Data records
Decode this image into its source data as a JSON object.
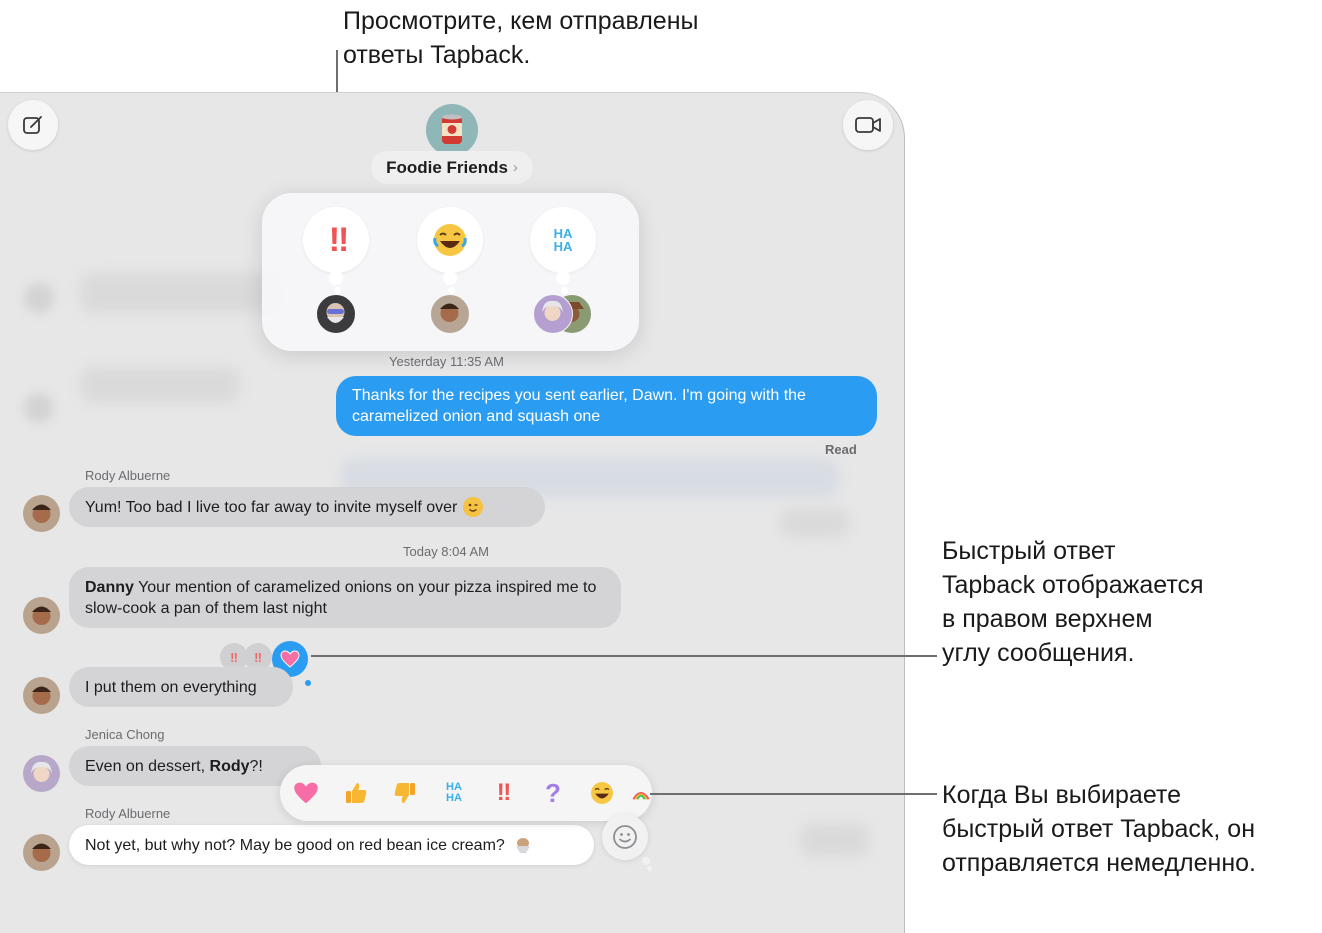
{
  "callouts": {
    "top": [
      "Просмотрите, кем отправлены",
      "ответы Tapback."
    ],
    "middle": [
      "Быстрый ответ",
      "Tapback отображается",
      "в правом верхнем",
      "углу сообщения."
    ],
    "bottom": [
      "Когда Вы выбираете",
      "быстрый ответ Tapback, он",
      "отправляется немедленно."
    ]
  },
  "conversation": {
    "title": "Foodie Friends",
    "chevron": "›"
  },
  "tapback_summary": [
    {
      "reaction": "exclamation",
      "label": "‼",
      "senders": 1
    },
    {
      "reaction": "laugh",
      "senders": 1
    },
    {
      "reaction": "haha",
      "label": "HA HA",
      "senders": 2
    }
  ],
  "messages": {
    "stamp1": "Yesterday 11:35 AM",
    "sent1": "Thanks for the recipes you sent earlier, Dawn. I'm going with the caramelized onion and squash one",
    "read_status": "Read",
    "sender_rody": "Rody Albuerne",
    "rody1": "Yum! Too bad I live too far away to invite myself over",
    "stamp2": "Today 8:04 AM",
    "rody2_mention": "Danny",
    "rody2_text": " Your mention of caramelized onions on your pizza inspired me to slow-cook a pan of them last night",
    "rody3": "I put them on everything",
    "sender_jenica": "Jenica Chong",
    "jenica1": "Even on dessert, ",
    "jenica1_mention": "Rody",
    "jenica1_end": "?!",
    "sender_rody2": "Rody Albuerne",
    "rody4": "Not yet, but why not? May be good on red bean ice cream?"
  },
  "reactions_on_message": [
    "‼",
    "‼",
    "heart"
  ],
  "picker_icons": [
    "heart-icon",
    "thumbs-up-icon",
    "thumbs-down-icon",
    "haha-icon",
    "exclamation-icon",
    "question-icon",
    "laugh-icon",
    "rainbow-icon"
  ],
  "colors": {
    "blue_bubble": "#2a9cf1",
    "gray_bubble": "#d4d4d6",
    "heart": "#f76da6"
  }
}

▶ **Work to do**
Restate each entry word for word, leaving out any pictures.

▶ **Problem solution**
Decode this image into its source data as a JSON object.
{
  "callouts": {
    "top": [
      "Просмотрите, кем отправлены",
      "ответы Tapback."
    ],
    "middle": [
      "Быстрый ответ",
      "Tapback отображается",
      "в правом верхнем",
      "углу сообщения."
    ],
    "bottom": [
      "Когда Вы выбираете",
      "быстрый ответ Tapback, он",
      "отправляется немедленно."
    ]
  },
  "conversation": {
    "title": "Foodie Friends",
    "chevron": "›"
  },
  "tapback_summary": [
    {
      "reaction": "exclamation",
      "label": "‼",
      "senders": 1
    },
    {
      "reaction": "laugh",
      "senders": 1
    },
    {
      "reaction": "haha",
      "label": "HA HA",
      "senders": 2
    }
  ],
  "messages": {
    "stamp1": "Yesterday 11:35 AM",
    "sent1": "Thanks for the recipes you sent earlier, Dawn. I'm going with the caramelized onion and squash one",
    "read_status": "Read",
    "sender_rody": "Rody Albuerne",
    "rody1": "Yum! Too bad I live too far away to invite myself over",
    "stamp2": "Today 8:04 AM",
    "rody2_mention": "Danny",
    "rody2_text": " Your mention of caramelized onions on your pizza inspired me to slow-cook a pan of them last night",
    "rody3": "I put them on everything",
    "sender_jenica": "Jenica Chong",
    "jenica1": "Even on dessert, ",
    "jenica1_mention": "Rody",
    "jenica1_end": "?!",
    "sender_rody2": "Rody Albuerne",
    "rody4": "Not yet, but why not? May be good on red bean ice cream?"
  },
  "reactions_on_message": [
    "‼",
    "‼",
    "heart"
  ],
  "picker_icons": [
    "heart-icon",
    "thumbs-up-icon",
    "thumbs-down-icon",
    "haha-icon",
    "exclamation-icon",
    "question-icon",
    "laugh-icon",
    "rainbow-icon"
  ],
  "colors": {
    "blue_bubble": "#2a9cf1",
    "gray_bubble": "#d4d4d6",
    "heart": "#f76da6"
  }
}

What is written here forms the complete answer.